Your goal: Reproduce the listing below from the line with "Parse this chart: output" to the line with "What's the underlying", both lines included, character for character, minus any pictures.

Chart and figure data

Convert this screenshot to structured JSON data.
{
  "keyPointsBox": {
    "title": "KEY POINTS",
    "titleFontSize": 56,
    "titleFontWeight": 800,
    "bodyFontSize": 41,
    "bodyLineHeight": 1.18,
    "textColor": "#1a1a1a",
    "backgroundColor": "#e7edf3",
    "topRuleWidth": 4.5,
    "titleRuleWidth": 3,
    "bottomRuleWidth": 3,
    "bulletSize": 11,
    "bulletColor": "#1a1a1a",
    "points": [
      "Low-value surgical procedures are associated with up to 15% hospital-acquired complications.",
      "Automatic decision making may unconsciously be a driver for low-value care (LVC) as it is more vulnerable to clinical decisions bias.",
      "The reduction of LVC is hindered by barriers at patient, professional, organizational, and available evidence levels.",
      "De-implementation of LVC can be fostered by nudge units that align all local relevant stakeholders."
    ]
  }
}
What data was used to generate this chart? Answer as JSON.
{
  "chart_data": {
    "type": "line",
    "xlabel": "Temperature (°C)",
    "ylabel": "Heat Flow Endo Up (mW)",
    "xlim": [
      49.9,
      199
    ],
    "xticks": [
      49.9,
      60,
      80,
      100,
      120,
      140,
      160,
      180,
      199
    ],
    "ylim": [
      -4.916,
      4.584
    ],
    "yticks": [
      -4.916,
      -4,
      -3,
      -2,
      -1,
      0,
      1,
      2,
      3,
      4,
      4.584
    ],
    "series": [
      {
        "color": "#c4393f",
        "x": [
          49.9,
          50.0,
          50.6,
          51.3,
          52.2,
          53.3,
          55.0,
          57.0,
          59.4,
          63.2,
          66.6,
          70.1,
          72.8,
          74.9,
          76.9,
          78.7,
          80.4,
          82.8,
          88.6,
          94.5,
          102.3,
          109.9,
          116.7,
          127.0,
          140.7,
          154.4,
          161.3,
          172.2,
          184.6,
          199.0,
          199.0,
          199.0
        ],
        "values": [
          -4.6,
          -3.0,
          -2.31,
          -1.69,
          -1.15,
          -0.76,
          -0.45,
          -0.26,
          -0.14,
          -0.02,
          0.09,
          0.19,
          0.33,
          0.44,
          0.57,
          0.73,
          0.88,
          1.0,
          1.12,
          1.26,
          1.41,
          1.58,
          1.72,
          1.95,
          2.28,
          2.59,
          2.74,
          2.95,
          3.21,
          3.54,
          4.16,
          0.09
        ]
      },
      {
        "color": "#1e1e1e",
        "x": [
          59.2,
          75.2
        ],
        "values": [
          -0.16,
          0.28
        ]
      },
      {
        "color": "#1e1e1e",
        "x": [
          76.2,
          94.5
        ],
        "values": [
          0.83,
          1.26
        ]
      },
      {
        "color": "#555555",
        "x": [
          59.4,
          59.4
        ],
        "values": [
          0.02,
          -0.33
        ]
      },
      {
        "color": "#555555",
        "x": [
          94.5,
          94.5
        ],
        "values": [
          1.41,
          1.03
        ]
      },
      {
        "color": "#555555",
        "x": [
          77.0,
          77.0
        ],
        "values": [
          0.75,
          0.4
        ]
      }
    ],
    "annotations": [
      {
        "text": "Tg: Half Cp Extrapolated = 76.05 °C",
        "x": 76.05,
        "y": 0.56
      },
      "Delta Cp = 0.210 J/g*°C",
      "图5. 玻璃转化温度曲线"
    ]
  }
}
==
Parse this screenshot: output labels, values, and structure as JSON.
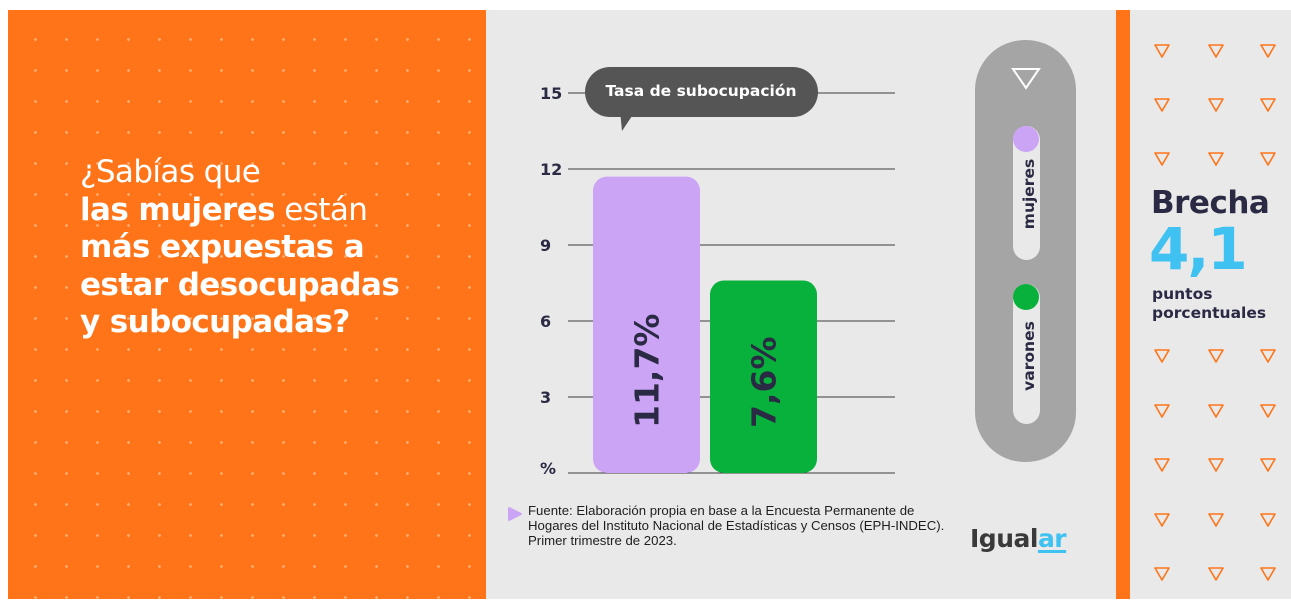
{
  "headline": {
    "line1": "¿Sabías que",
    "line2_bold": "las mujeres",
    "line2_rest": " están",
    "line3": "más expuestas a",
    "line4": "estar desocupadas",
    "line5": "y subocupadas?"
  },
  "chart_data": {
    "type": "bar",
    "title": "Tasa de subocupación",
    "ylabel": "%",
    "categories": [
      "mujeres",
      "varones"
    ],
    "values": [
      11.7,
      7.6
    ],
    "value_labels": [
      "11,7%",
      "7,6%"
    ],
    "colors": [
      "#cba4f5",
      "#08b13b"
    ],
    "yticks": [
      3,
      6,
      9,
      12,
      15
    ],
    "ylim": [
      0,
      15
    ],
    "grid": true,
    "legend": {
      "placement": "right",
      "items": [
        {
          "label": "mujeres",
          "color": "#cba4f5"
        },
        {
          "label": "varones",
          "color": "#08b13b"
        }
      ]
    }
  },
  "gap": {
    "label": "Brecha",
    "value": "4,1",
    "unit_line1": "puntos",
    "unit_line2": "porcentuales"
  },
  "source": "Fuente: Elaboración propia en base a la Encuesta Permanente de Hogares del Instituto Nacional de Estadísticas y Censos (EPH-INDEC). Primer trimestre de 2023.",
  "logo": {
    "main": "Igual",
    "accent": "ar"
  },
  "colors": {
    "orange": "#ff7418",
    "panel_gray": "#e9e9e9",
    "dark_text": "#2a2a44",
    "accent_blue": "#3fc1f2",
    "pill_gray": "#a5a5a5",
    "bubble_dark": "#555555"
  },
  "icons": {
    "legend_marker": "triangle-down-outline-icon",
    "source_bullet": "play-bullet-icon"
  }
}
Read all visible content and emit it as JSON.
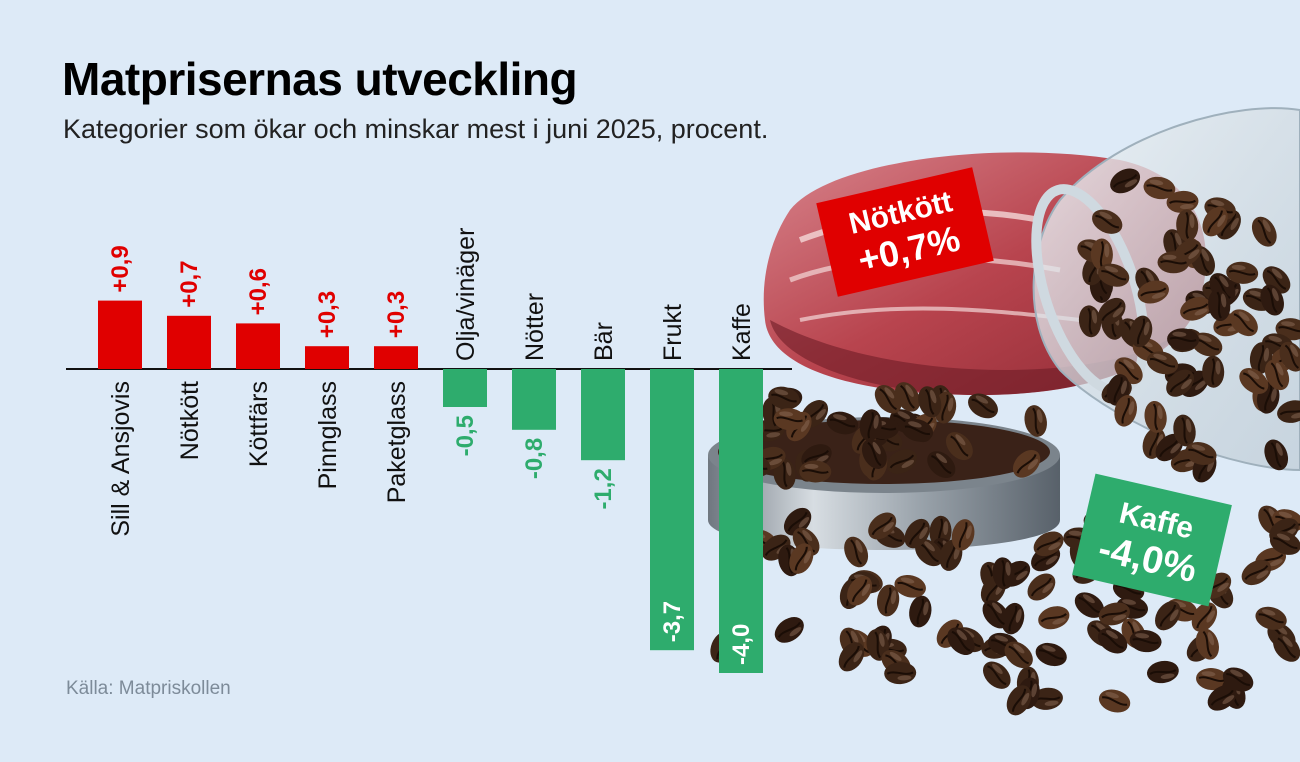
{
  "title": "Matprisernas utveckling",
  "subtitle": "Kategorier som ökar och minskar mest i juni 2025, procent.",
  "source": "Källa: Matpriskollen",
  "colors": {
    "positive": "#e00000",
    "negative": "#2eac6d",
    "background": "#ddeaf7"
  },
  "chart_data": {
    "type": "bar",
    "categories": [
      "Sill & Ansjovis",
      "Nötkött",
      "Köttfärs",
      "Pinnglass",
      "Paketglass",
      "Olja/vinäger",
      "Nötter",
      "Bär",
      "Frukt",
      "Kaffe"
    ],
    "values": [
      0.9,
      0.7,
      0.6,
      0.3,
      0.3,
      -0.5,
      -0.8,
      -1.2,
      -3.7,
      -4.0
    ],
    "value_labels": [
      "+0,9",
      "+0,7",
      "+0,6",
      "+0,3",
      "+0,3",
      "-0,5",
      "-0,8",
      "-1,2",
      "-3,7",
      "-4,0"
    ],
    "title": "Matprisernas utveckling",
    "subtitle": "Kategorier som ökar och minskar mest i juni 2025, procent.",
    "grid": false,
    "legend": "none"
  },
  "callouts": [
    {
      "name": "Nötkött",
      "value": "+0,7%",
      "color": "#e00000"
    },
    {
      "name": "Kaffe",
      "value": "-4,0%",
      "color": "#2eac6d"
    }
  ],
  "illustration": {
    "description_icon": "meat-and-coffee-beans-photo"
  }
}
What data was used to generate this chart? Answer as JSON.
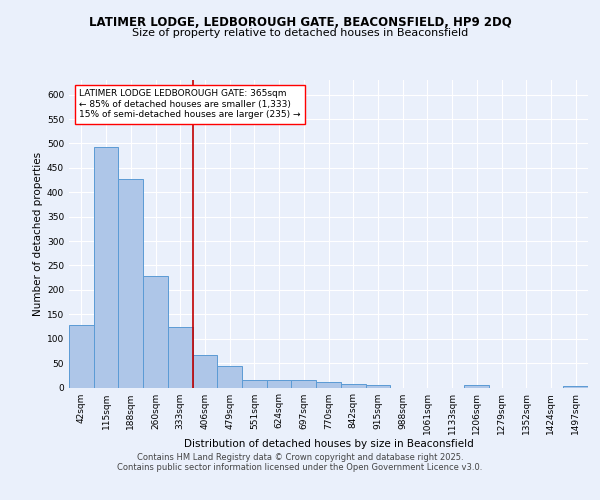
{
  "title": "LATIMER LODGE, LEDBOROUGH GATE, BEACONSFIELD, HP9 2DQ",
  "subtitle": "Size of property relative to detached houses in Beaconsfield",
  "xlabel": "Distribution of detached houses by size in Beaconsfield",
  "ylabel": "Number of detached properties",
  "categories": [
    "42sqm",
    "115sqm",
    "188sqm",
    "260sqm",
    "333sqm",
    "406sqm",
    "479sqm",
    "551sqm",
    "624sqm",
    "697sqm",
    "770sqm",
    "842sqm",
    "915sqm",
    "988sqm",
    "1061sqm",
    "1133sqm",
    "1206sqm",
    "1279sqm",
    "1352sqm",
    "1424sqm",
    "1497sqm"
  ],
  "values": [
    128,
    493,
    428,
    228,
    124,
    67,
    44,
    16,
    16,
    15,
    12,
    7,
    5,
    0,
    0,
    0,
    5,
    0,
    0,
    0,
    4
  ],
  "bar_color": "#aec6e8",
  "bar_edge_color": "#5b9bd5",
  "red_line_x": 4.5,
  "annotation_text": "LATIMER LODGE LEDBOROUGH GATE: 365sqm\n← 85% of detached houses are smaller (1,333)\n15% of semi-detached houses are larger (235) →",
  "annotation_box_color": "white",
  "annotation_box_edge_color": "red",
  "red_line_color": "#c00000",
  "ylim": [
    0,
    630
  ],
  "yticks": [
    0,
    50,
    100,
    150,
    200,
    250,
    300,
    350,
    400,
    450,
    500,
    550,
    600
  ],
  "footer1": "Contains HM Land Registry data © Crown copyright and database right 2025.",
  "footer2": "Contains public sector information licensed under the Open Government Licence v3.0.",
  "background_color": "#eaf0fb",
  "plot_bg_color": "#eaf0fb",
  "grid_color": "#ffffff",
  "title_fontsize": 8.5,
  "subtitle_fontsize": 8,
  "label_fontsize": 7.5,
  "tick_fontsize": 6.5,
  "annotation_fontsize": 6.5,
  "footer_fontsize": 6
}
==
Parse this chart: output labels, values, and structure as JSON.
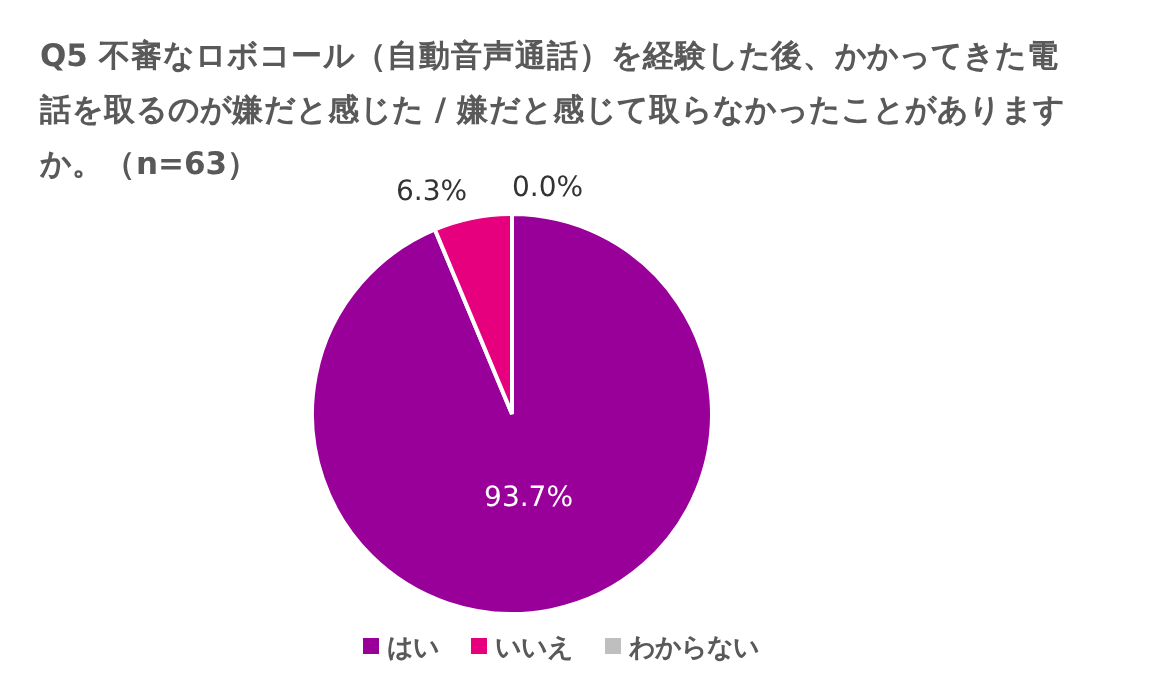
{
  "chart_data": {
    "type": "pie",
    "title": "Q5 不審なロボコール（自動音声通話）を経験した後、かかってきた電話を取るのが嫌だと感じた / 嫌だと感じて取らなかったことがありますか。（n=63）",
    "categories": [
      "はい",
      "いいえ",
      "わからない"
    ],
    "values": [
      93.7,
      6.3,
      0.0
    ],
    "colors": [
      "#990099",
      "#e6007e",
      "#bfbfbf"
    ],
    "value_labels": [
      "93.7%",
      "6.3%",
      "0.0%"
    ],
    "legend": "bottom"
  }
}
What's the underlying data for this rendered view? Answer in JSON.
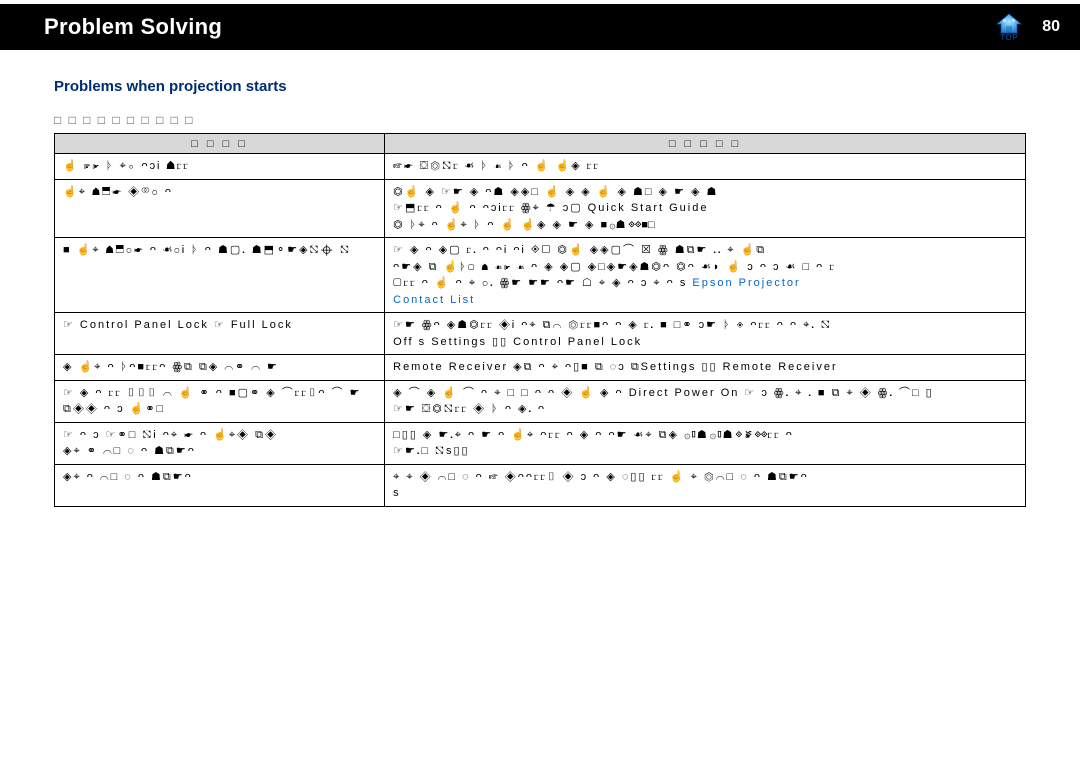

Solution for this problem:
Parse this chart: output labels, values, and structure as JSON.
{
  "chart_data": {
    "type": "pie",
    "title": "Q5 不審なロボコール（自動音声通話）を経験した後、かかってきた電話を取るのが嫌だと感じた / 嫌だと感じて取らなかったことがありますか。（n=63）",
    "categories": [
      "はい",
      "いいえ",
      "わからない"
    ],
    "values": [
      93.7,
      6.3,
      0.0
    ],
    "colors": [
      "#990099",
      "#e6007e",
      "#bfbfbf"
    ],
    "value_labels": [
      "93.7%",
      "6.3%",
      "0.0%"
    ],
    "legend": "bottom"
  }
}
What's the underlying data for this rendered view? Answer in JSON.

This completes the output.